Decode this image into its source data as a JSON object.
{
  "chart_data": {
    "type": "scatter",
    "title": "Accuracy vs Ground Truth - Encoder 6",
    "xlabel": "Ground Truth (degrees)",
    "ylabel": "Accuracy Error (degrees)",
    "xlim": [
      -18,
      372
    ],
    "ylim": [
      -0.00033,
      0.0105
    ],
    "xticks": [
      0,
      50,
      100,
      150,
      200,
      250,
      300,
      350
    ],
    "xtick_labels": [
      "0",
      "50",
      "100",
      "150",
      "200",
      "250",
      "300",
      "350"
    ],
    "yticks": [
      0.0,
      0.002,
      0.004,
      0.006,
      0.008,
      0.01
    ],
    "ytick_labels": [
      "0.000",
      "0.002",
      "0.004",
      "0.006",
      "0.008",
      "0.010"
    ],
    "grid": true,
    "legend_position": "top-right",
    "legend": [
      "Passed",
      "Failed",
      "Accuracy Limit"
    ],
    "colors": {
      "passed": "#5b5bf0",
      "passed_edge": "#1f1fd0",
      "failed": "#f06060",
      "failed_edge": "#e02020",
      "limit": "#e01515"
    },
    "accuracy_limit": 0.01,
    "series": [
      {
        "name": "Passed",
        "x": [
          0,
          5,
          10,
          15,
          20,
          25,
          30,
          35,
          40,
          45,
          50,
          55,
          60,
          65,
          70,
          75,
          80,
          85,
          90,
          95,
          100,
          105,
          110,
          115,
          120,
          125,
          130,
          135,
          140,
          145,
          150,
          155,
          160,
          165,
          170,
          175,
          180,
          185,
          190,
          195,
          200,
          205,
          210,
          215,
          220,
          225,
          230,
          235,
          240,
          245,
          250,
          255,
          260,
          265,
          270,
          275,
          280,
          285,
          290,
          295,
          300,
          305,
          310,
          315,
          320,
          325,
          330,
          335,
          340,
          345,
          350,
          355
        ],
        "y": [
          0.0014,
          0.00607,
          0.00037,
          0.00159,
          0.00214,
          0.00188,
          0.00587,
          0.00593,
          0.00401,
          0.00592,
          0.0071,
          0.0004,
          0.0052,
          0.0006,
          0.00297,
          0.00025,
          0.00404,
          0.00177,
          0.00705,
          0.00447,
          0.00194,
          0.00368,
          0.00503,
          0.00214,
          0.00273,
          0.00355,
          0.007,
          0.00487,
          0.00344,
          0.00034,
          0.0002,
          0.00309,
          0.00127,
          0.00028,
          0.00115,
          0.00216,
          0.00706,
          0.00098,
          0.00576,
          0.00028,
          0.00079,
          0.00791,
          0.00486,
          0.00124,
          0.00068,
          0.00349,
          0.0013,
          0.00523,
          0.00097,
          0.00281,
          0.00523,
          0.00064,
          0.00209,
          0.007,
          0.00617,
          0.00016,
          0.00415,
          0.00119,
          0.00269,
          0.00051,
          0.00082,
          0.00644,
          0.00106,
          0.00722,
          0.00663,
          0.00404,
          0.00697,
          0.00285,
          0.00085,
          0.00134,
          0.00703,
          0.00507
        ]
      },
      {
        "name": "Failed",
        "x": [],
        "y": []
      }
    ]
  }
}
━━━━━━━━━━━━━━━━━━━━━━━━━━━━━━
▸ **Exercise task**: Every entry should be output exactly as written, please.

▸ **Solution to the problem**:
Decode this image into its source data as a JSON object.
{
  "chart_data": {
    "type": "scatter",
    "title": "Accuracy vs Ground Truth - Encoder 6",
    "xlabel": "Ground Truth (degrees)",
    "ylabel": "Accuracy Error (degrees)",
    "xlim": [
      -18,
      372
    ],
    "ylim": [
      -0.00033,
      0.0105
    ],
    "xticks": [
      0,
      50,
      100,
      150,
      200,
      250,
      300,
      350
    ],
    "xtick_labels": [
      "0",
      "50",
      "100",
      "150",
      "200",
      "250",
      "300",
      "350"
    ],
    "yticks": [
      0.0,
      0.002,
      0.004,
      0.006,
      0.008,
      0.01
    ],
    "ytick_labels": [
      "0.000",
      "0.002",
      "0.004",
      "0.006",
      "0.008",
      "0.010"
    ],
    "grid": true,
    "legend_position": "top-right",
    "legend": [
      "Passed",
      "Failed",
      "Accuracy Limit"
    ],
    "colors": {
      "passed": "#5b5bf0",
      "passed_edge": "#1f1fd0",
      "failed": "#f06060",
      "failed_edge": "#e02020",
      "limit": "#e01515"
    },
    "accuracy_limit": 0.01,
    "series": [
      {
        "name": "Passed",
        "x": [
          0,
          5,
          10,
          15,
          20,
          25,
          30,
          35,
          40,
          45,
          50,
          55,
          60,
          65,
          70,
          75,
          80,
          85,
          90,
          95,
          100,
          105,
          110,
          115,
          120,
          125,
          130,
          135,
          140,
          145,
          150,
          155,
          160,
          165,
          170,
          175,
          180,
          185,
          190,
          195,
          200,
          205,
          210,
          215,
          220,
          225,
          230,
          235,
          240,
          245,
          250,
          255,
          260,
          265,
          270,
          275,
          280,
          285,
          290,
          295,
          300,
          305,
          310,
          315,
          320,
          325,
          330,
          335,
          340,
          345,
          350,
          355
        ],
        "y": [
          0.0014,
          0.00607,
          0.00037,
          0.00159,
          0.00214,
          0.00188,
          0.00587,
          0.00593,
          0.00401,
          0.00592,
          0.0071,
          0.0004,
          0.0052,
          0.0006,
          0.00297,
          0.00025,
          0.00404,
          0.00177,
          0.00705,
          0.00447,
          0.00194,
          0.00368,
          0.00503,
          0.00214,
          0.00273,
          0.00355,
          0.007,
          0.00487,
          0.00344,
          0.00034,
          0.0002,
          0.00309,
          0.00127,
          0.00028,
          0.00115,
          0.00216,
          0.00706,
          0.00098,
          0.00576,
          0.00028,
          0.00079,
          0.00791,
          0.00486,
          0.00124,
          0.00068,
          0.00349,
          0.0013,
          0.00523,
          0.00097,
          0.00281,
          0.00523,
          0.00064,
          0.00209,
          0.007,
          0.00617,
          0.00016,
          0.00415,
          0.00119,
          0.00269,
          0.00051,
          0.00082,
          0.00644,
          0.00106,
          0.00722,
          0.00663,
          0.00404,
          0.00697,
          0.00285,
          0.00085,
          0.00134,
          0.00703,
          0.00507
        ]
      },
      {
        "name": "Failed",
        "x": [],
        "y": []
      }
    ]
  }
}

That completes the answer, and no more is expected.